- **Work to be completed**
Set out every line of the items below as a Markdown table with the columns Row and Line. Give each line its own numbered row and omit blank lines.

··· Dataset records

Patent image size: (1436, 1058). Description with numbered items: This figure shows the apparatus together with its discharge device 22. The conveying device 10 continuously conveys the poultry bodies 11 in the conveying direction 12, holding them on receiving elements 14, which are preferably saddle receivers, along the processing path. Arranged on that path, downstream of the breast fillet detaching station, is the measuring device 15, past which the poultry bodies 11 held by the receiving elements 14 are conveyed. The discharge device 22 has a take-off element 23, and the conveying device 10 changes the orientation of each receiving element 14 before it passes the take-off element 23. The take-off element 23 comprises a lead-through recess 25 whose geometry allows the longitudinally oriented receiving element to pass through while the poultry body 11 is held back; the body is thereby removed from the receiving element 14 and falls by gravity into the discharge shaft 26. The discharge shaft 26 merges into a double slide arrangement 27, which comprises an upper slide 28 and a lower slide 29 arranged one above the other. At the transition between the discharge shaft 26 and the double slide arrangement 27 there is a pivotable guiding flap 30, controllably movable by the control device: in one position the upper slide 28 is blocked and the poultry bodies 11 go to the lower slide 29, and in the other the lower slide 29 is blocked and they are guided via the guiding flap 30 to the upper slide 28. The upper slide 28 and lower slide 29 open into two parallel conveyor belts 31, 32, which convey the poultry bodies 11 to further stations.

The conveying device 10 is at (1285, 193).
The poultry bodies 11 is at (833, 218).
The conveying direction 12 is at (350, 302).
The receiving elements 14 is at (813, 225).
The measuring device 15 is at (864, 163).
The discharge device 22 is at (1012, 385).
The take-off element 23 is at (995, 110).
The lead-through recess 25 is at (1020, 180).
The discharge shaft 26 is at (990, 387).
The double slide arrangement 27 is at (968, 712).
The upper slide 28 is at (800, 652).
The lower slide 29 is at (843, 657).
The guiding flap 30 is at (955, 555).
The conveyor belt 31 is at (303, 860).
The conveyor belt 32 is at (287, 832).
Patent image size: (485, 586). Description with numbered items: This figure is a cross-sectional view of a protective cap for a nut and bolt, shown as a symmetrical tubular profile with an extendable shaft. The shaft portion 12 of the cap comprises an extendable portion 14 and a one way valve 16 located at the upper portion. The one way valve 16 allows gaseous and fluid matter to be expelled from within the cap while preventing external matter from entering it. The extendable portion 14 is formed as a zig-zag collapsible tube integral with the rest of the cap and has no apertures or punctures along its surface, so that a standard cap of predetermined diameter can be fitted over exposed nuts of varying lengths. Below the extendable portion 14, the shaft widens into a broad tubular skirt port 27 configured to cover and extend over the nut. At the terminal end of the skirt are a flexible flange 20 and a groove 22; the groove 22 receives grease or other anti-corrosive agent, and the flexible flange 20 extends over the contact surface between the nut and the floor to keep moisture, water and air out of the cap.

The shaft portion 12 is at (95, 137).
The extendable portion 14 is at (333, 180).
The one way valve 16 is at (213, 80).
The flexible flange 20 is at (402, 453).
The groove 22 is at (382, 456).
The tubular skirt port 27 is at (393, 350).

······

- **Answer below**
| Row | Line |
|---|---|
| 1 | Patent image size: (1436, 1058). Description with numbered items: This figure shows the apparatus together with its discharge device 22. The conveying device 10 continuously conveys the poultry bodies 11 in the conveying direction 12, holding them on receiving elements 14, which are preferably saddle receivers, along the processing path. Arranged on that path, downstream of the breast fillet detaching station, is the measuring device 15, past which the poultry bodies 11 held by the receiving elements 14 are conveyed. The discharge device 22 has a take-off element 23, and the conveying device 10 changes the orientation of each receiving element 14 before it passes the take-off element 23. The take-off element 23 comprises a lead-through recess 25 whose geometry allows the longitudinally oriented receiving element to pass through while the poultry body 11 is held back; the body is thereby removed from the receiving element 14 and falls by gravity into the discharge shaft 26. The discharge shaft 26 merges into a double slide arrangement 27, which comprises an upper slide 28 and a lower slide 29 arranged one above the other. At the transition between the discharge shaft 26 and the double slide arrangement 27 there is a pivotable guiding flap 30, controllably movable by the control device: in one position the upper slide 28 is blocked and the poultry bodies 11 go to the lower slide 29, and in the other the lower slide 29 is blocked and they are guided via the guiding flap 30 to the upper slide 28. The upper slide 28 and lower slide 29 open into two parallel conveyor belts 31, 32, which convey the poultry bodies 11 to further stations. |
| 2 | The conveying device 10 is at (1285, 193). |
| 3 | The poultry bodies 11 is at (833, 218). |
| 4 | The conveying direction 12 is at (350, 302). |
| 5 | The receiving elements 14 is at (813, 225). |
| 6 | The measuring device 15 is at (864, 163). |
| 7 | The discharge device 22 is at (1012, 385). |
| 8 | The take-off element 23 is at (995, 110). |
| 9 | The lead-through recess 25 is at (1020, 180). |
| 10 | The discharge shaft 26 is at (990, 387). |
| 11 | The double slide arrangement 27 is at (968, 712). |
| 12 | The upper slide 28 is at (800, 652). |
| 13 | The lower slide 29 is at (843, 657). |
| 14 | The guiding flap 30 is at (955, 555). |
| 15 | The conveyor belt 31 is at (303, 860). |
| 16 | The conveyor belt 32 is at (287, 832). |
| 17 | Patent image size: (485, 586). Description with numbered items: This figure is a cross-sectional view of a protective cap for a nut and bolt, shown as a symmetrical tubular profile with an extendable shaft. The shaft portion 12 of the cap comprises an extendable portion 14 and a one way valve 16 located at the upper portion. The one way valve 16 allows gaseous and fluid matter to be expelled from within the cap while preventing external matter from entering it. The extendable portion 14 is formed as a zig-zag collapsible tube integral with the rest of the cap and has no apertures or punctures along its surface, so that a standard cap of predetermined diameter can be fitted over exposed nuts of varying lengths. Below the extendable portion 14, the shaft widens into a broad tubular skirt port 27 configured to cover and extend over the nut. At the terminal end of the skirt are a flexible flange 20 and a groove 22; the groove 22 receives grease or other anti-corrosive agent, and the flexible flange 20 extends over the contact surface between the nut and the floor to keep moisture, water and air out of the cap. |
| 18 | The shaft portion 12 is at (95, 137). |
| 19 | The extendable portion 14 is at (333, 180). |
| 20 | The one way valve 16 is at (213, 80). |
| 21 | The flexible flange 20 is at (402, 453). |
| 22 | The groove 22 is at (382, 456). |
| 23 | The tubular skirt port 27 is at (393, 350). |